● **Exercise task**
Give all the lines below again, exactly, with no pictures.

● **Data supplied**

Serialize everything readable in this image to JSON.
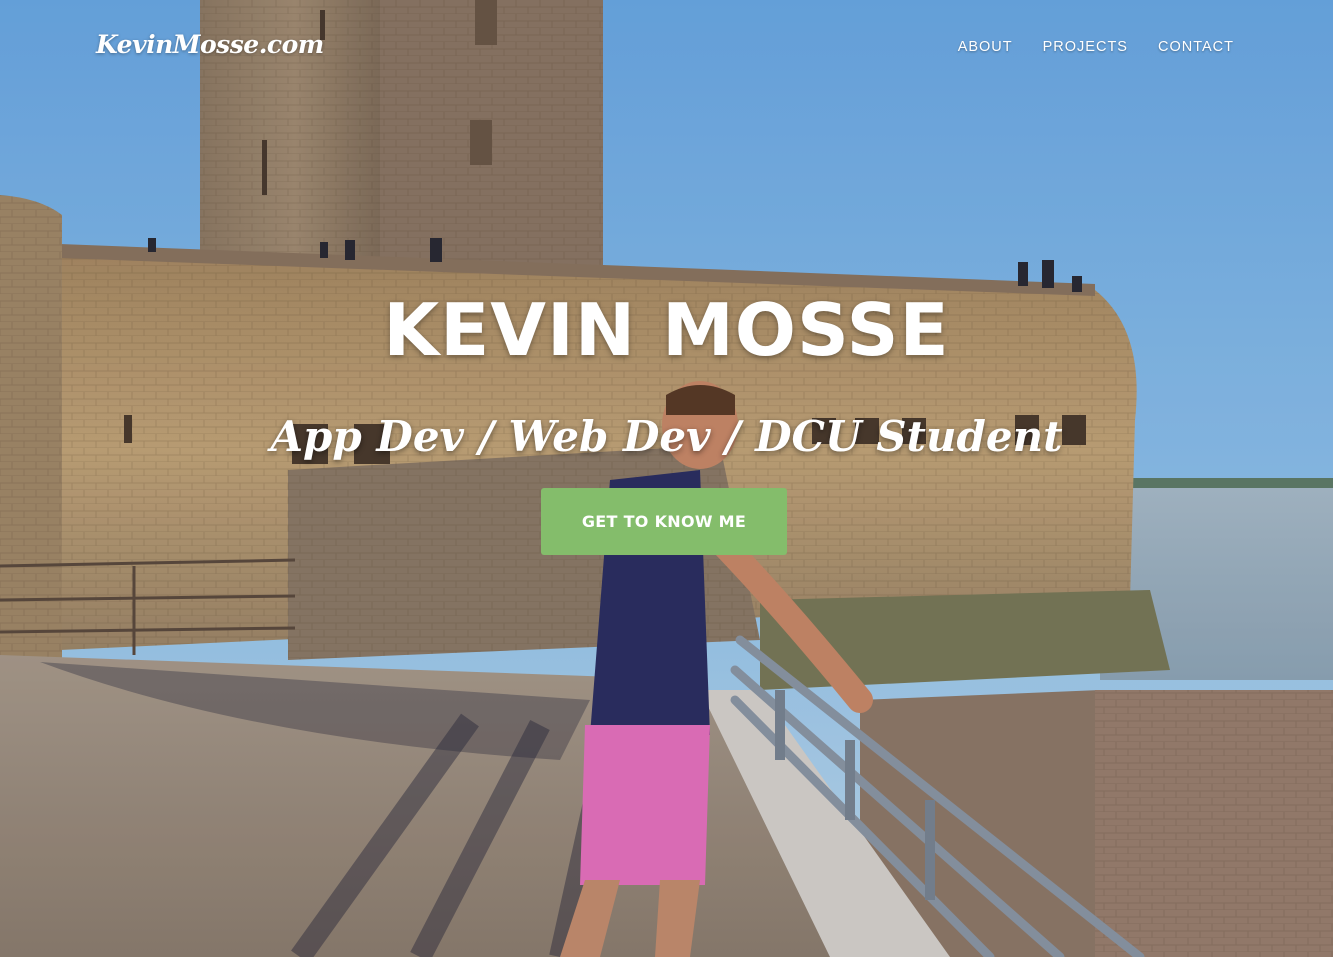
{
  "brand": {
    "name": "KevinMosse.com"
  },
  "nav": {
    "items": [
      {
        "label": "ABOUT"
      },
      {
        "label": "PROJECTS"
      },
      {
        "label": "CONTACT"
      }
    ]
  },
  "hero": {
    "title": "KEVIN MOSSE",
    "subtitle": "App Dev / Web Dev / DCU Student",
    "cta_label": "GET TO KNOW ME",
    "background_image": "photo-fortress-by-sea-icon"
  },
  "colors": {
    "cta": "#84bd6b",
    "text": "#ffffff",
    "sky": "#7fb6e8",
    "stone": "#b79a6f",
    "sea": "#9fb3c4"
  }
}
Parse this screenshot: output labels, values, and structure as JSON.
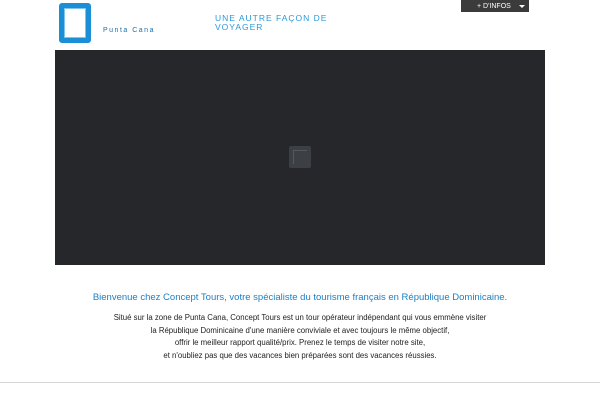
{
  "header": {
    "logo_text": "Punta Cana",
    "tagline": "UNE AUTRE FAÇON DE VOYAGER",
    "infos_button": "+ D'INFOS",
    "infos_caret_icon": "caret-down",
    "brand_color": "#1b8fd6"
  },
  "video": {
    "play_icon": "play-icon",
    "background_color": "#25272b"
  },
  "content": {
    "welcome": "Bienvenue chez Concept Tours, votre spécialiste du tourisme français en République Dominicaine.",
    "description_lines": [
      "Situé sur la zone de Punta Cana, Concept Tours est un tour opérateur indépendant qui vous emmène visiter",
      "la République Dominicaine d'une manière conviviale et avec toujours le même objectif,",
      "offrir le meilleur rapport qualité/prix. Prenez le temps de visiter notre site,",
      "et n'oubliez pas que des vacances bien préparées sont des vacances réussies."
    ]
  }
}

● **Exercise result**
Serialize everything readable in this image to JSON.
{
  "brand": {
    "name": "KevinMosse.com"
  },
  "nav": {
    "items": [
      {
        "label": "ABOUT"
      },
      {
        "label": "PROJECTS"
      },
      {
        "label": "CONTACT"
      }
    ]
  },
  "hero": {
    "title": "KEVIN MOSSE",
    "subtitle": "App Dev / Web Dev / DCU Student",
    "cta_label": "GET TO KNOW ME",
    "background_image": "photo-fortress-by-sea-icon"
  },
  "colors": {
    "cta": "#84bd6b",
    "text": "#ffffff",
    "sky": "#7fb6e8",
    "stone": "#b79a6f",
    "sea": "#9fb3c4"
  }
}
Parse this screenshot: output labels, values, and structure as JSON.
{
  "header": {
    "logo_text": "Punta Cana",
    "tagline": "UNE AUTRE FAÇON DE VOYAGER",
    "infos_button": "+ D'INFOS",
    "infos_caret_icon": "caret-down",
    "brand_color": "#1b8fd6"
  },
  "video": {
    "play_icon": "play-icon",
    "background_color": "#25272b"
  },
  "content": {
    "welcome": "Bienvenue chez Concept Tours, votre spécialiste du tourisme français en République Dominicaine.",
    "description_lines": [
      "Situé sur la zone de Punta Cana, Concept Tours est un tour opérateur indépendant qui vous emmène visiter",
      "la République Dominicaine d'une manière conviviale et avec toujours le même objectif,",
      "offrir le meilleur rapport qualité/prix. Prenez le temps de visiter notre site,",
      "et n'oubliez pas que des vacances bien préparées sont des vacances réussies."
    ]
  }
}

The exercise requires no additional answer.